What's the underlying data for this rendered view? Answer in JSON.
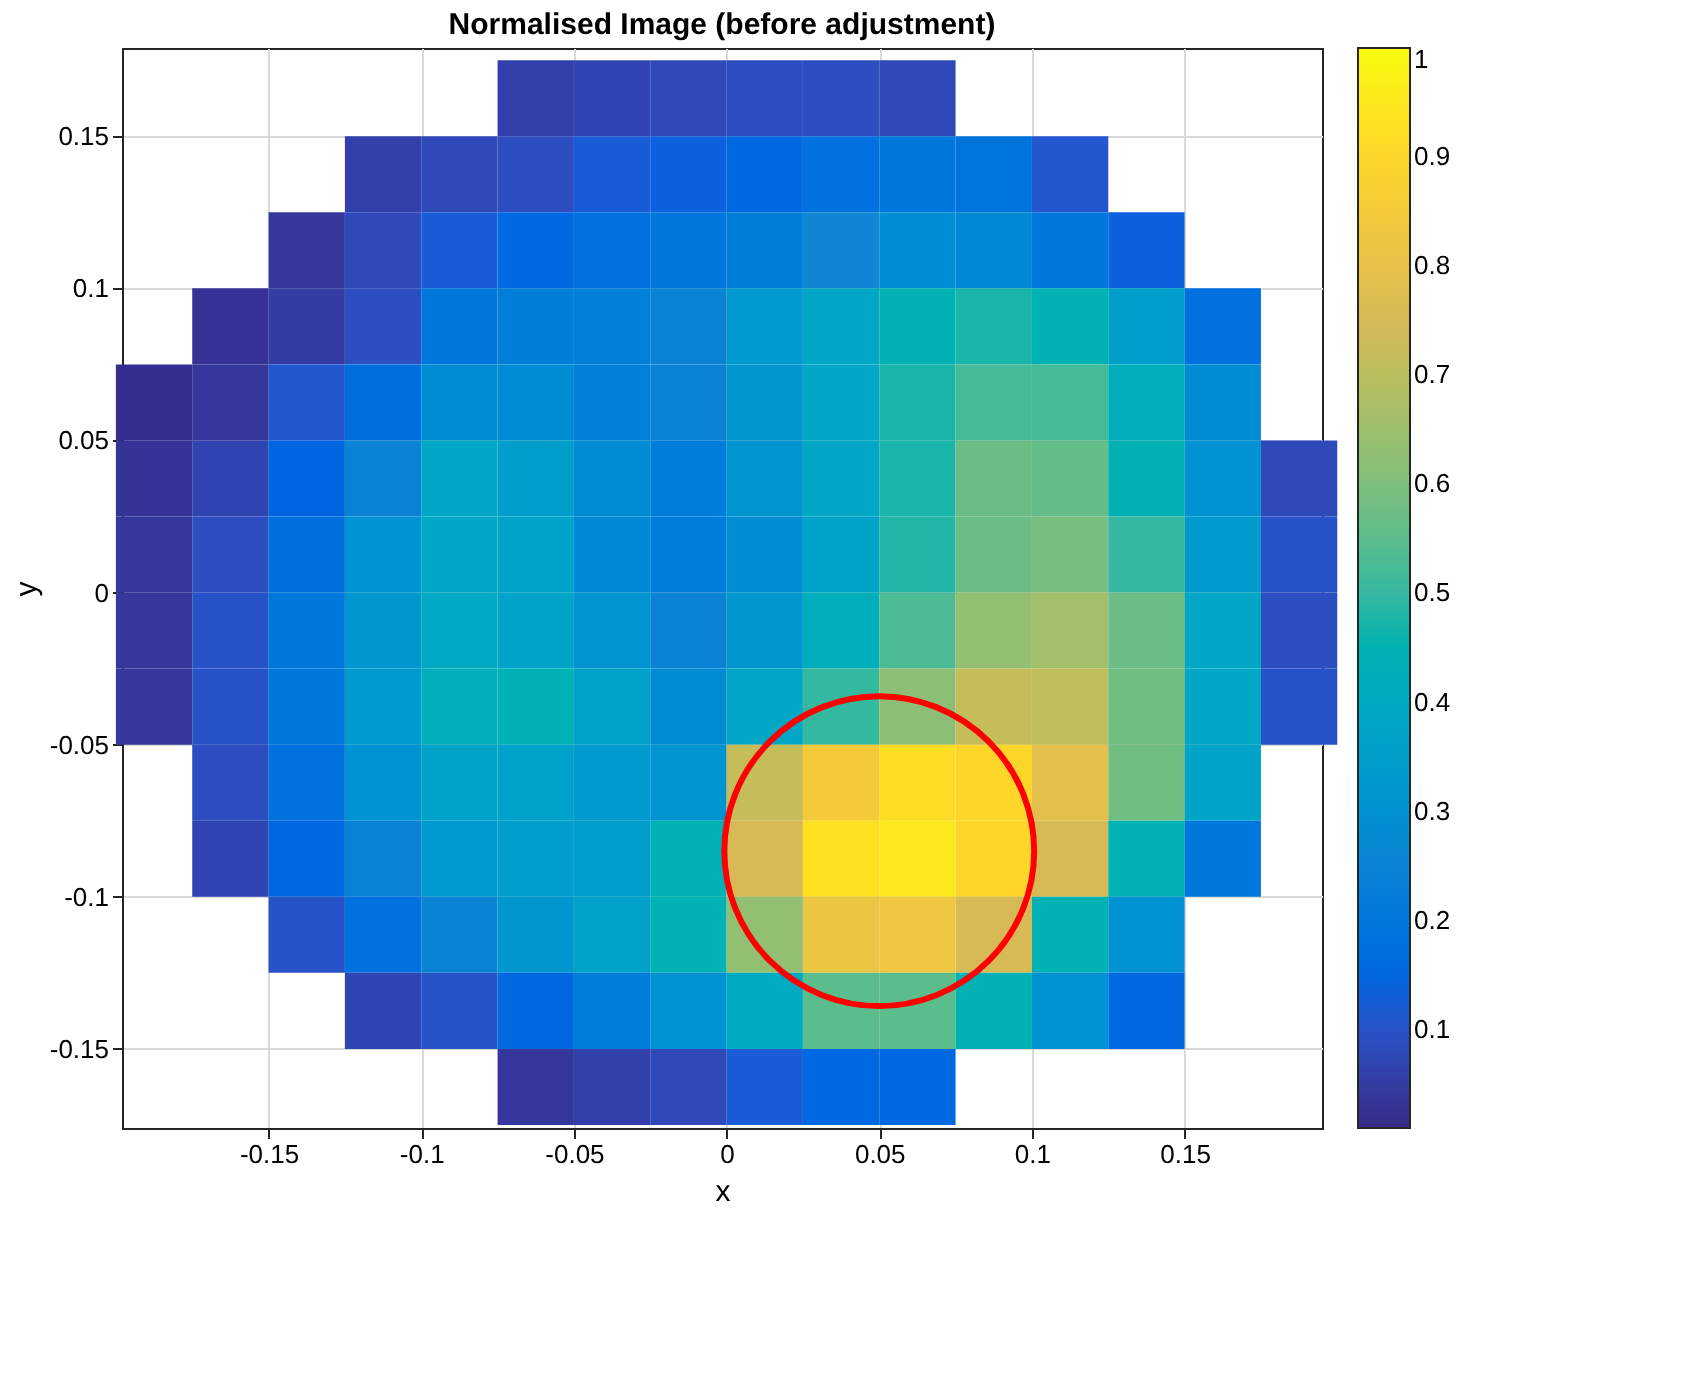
{
  "chart_data": {
    "type": "heatmap",
    "title": "Normalised Image (before adjustment)",
    "xlabel": "x",
    "ylabel": "y",
    "x": [
      -0.1875,
      -0.1625,
      -0.1375,
      -0.1125,
      -0.0875,
      -0.0625,
      -0.0375,
      -0.0125,
      0.0125,
      0.0375,
      0.0625,
      0.0875,
      0.1125,
      0.1375,
      0.1625,
      0.1875
    ],
    "y": [
      0.1625,
      0.1375,
      0.1125,
      0.0875,
      0.0625,
      0.0375,
      0.0125,
      -0.0125,
      -0.0375,
      -0.0625,
      -0.0875,
      -0.1125,
      -0.1375,
      -0.1625
    ],
    "cells": [
      [
        null,
        null,
        null,
        null,
        null,
        0.06,
        0.07,
        0.08,
        0.09,
        0.09,
        0.08,
        null,
        null,
        null,
        null,
        null
      ],
      [
        null,
        null,
        null,
        0.06,
        0.08,
        0.09,
        0.12,
        0.13,
        0.15,
        0.18,
        0.2,
        0.19,
        0.11,
        null,
        null,
        null
      ],
      [
        null,
        null,
        0.04,
        0.08,
        0.12,
        0.15,
        0.18,
        0.2,
        0.23,
        0.26,
        0.29,
        0.27,
        0.2,
        0.13,
        null,
        null
      ],
      [
        null,
        0.03,
        0.05,
        0.09,
        0.2,
        0.23,
        0.24,
        0.25,
        0.33,
        0.38,
        0.45,
        0.47,
        0.45,
        0.35,
        0.18,
        null
      ],
      [
        0.02,
        0.04,
        0.11,
        0.17,
        0.28,
        0.28,
        0.24,
        0.25,
        0.32,
        0.38,
        0.47,
        0.52,
        0.52,
        0.42,
        0.28,
        null
      ],
      [
        0.03,
        0.07,
        0.14,
        0.25,
        0.38,
        0.35,
        0.28,
        0.22,
        0.31,
        0.38,
        0.47,
        0.57,
        0.56,
        0.45,
        0.3,
        0.08
      ],
      [
        0.04,
        0.09,
        0.17,
        0.3,
        0.38,
        0.37,
        0.27,
        0.22,
        0.29,
        0.37,
        0.48,
        0.57,
        0.59,
        0.5,
        0.33,
        0.1
      ],
      [
        0.04,
        0.1,
        0.2,
        0.32,
        0.39,
        0.37,
        0.31,
        0.25,
        0.32,
        0.42,
        0.53,
        0.63,
        0.66,
        0.57,
        0.38,
        0.09
      ],
      [
        0.04,
        0.1,
        0.2,
        0.33,
        0.42,
        0.45,
        0.36,
        0.28,
        0.38,
        0.5,
        0.62,
        0.72,
        0.71,
        0.58,
        0.38,
        0.1
      ],
      [
        null,
        0.09,
        0.18,
        0.3,
        0.37,
        0.36,
        0.33,
        0.31,
        0.72,
        0.85,
        0.92,
        0.9,
        0.79,
        0.58,
        0.37,
        null
      ],
      [
        null,
        0.07,
        0.15,
        0.25,
        0.33,
        0.35,
        0.34,
        0.45,
        0.75,
        0.93,
        0.95,
        0.9,
        0.75,
        0.45,
        0.2,
        null
      ],
      [
        null,
        null,
        0.1,
        0.18,
        0.25,
        0.32,
        0.36,
        0.45,
        0.63,
        0.82,
        0.83,
        0.75,
        0.45,
        0.3,
        null,
        null
      ],
      [
        null,
        null,
        null,
        0.07,
        0.1,
        0.15,
        0.22,
        0.3,
        0.4,
        0.55,
        0.55,
        0.45,
        0.3,
        0.15,
        null,
        null
      ],
      [
        null,
        null,
        null,
        null,
        null,
        0.04,
        0.06,
        0.08,
        0.12,
        0.15,
        0.15,
        null,
        null,
        null,
        null,
        null
      ]
    ],
    "xlim": [
      -0.198,
      0.195
    ],
    "ylim": [
      -0.176,
      0.179
    ],
    "xticks": [
      -0.15,
      -0.1,
      -0.05,
      0,
      0.05,
      0.1,
      0.15
    ],
    "yticks": [
      -0.15,
      -0.1,
      -0.05,
      0,
      0.05,
      0.1,
      0.15
    ],
    "clim": [
      0.01,
      1
    ],
    "cticks": [
      0.1,
      0.2,
      0.3,
      0.4,
      0.5,
      0.6,
      0.7,
      0.8,
      0.9,
      1
    ],
    "grid": true,
    "series": [
      {
        "type": "scatter",
        "marker": "circle",
        "color": "#ff0000",
        "x": [
          0.05
        ],
        "values": [
          -0.085
        ]
      }
    ]
  }
}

####################

§ GOAL
Keep the pictures out of your copy, and repeat every entry above exactly.

§ WORKED SOLUTION
What's the underlying data for this rendered view? Answer in JSON.
{
  "chart_data": {
    "type": "heatmap",
    "title": "Normalised Image (before adjustment)",
    "xlabel": "x",
    "ylabel": "y",
    "x": [
      -0.1875,
      -0.1625,
      -0.1375,
      -0.1125,
      -0.0875,
      -0.0625,
      -0.0375,
      -0.0125,
      0.0125,
      0.0375,
      0.0625,
      0.0875,
      0.1125,
      0.1375,
      0.1625,
      0.1875
    ],
    "y": [
      0.1625,
      0.1375,
      0.1125,
      0.0875,
      0.0625,
      0.0375,
      0.0125,
      -0.0125,
      -0.0375,
      -0.0625,
      -0.0875,
      -0.1125,
      -0.1375,
      -0.1625
    ],
    "cells": [
      [
        null,
        null,
        null,
        null,
        null,
        0.06,
        0.07,
        0.08,
        0.09,
        0.09,
        0.08,
        null,
        null,
        null,
        null,
        null
      ],
      [
        null,
        null,
        null,
        0.06,
        0.08,
        0.09,
        0.12,
        0.13,
        0.15,
        0.18,
        0.2,
        0.19,
        0.11,
        null,
        null,
        null
      ],
      [
        null,
        null,
        0.04,
        0.08,
        0.12,
        0.15,
        0.18,
        0.2,
        0.23,
        0.26,
        0.29,
        0.27,
        0.2,
        0.13,
        null,
        null
      ],
      [
        null,
        0.03,
        0.05,
        0.09,
        0.2,
        0.23,
        0.24,
        0.25,
        0.33,
        0.38,
        0.45,
        0.47,
        0.45,
        0.35,
        0.18,
        null
      ],
      [
        0.02,
        0.04,
        0.11,
        0.17,
        0.28,
        0.28,
        0.24,
        0.25,
        0.32,
        0.38,
        0.47,
        0.52,
        0.52,
        0.42,
        0.28,
        null
      ],
      [
        0.03,
        0.07,
        0.14,
        0.25,
        0.38,
        0.35,
        0.28,
        0.22,
        0.31,
        0.38,
        0.47,
        0.57,
        0.56,
        0.45,
        0.3,
        0.08
      ],
      [
        0.04,
        0.09,
        0.17,
        0.3,
        0.38,
        0.37,
        0.27,
        0.22,
        0.29,
        0.37,
        0.48,
        0.57,
        0.59,
        0.5,
        0.33,
        0.1
      ],
      [
        0.04,
        0.1,
        0.2,
        0.32,
        0.39,
        0.37,
        0.31,
        0.25,
        0.32,
        0.42,
        0.53,
        0.63,
        0.66,
        0.57,
        0.38,
        0.09
      ],
      [
        0.04,
        0.1,
        0.2,
        0.33,
        0.42,
        0.45,
        0.36,
        0.28,
        0.38,
        0.5,
        0.62,
        0.72,
        0.71,
        0.58,
        0.38,
        0.1
      ],
      [
        null,
        0.09,
        0.18,
        0.3,
        0.37,
        0.36,
        0.33,
        0.31,
        0.72,
        0.85,
        0.92,
        0.9,
        0.79,
        0.58,
        0.37,
        null
      ],
      [
        null,
        0.07,
        0.15,
        0.25,
        0.33,
        0.35,
        0.34,
        0.45,
        0.75,
        0.93,
        0.95,
        0.9,
        0.75,
        0.45,
        0.2,
        null
      ],
      [
        null,
        null,
        0.1,
        0.18,
        0.25,
        0.32,
        0.36,
        0.45,
        0.63,
        0.82,
        0.83,
        0.75,
        0.45,
        0.3,
        null,
        null
      ],
      [
        null,
        null,
        null,
        0.07,
        0.1,
        0.15,
        0.22,
        0.3,
        0.4,
        0.55,
        0.55,
        0.45,
        0.3,
        0.15,
        null,
        null
      ],
      [
        null,
        null,
        null,
        null,
        null,
        0.04,
        0.06,
        0.08,
        0.12,
        0.15,
        0.15,
        null,
        null,
        null,
        null,
        null
      ]
    ],
    "xlim": [
      -0.198,
      0.195
    ],
    "ylim": [
      -0.176,
      0.179
    ],
    "xticks": [
      -0.15,
      -0.1,
      -0.05,
      0,
      0.05,
      0.1,
      0.15
    ],
    "yticks": [
      -0.15,
      -0.1,
      -0.05,
      0,
      0.05,
      0.1,
      0.15
    ],
    "clim": [
      0.01,
      1
    ],
    "cticks": [
      0.1,
      0.2,
      0.3,
      0.4,
      0.5,
      0.6,
      0.7,
      0.8,
      0.9,
      1
    ],
    "grid": true,
    "series": [
      {
        "type": "scatter",
        "marker": "circle",
        "color": "#ff0000",
        "x": [
          0.05
        ],
        "values": [
          -0.085
        ]
      }
    ]
  }
}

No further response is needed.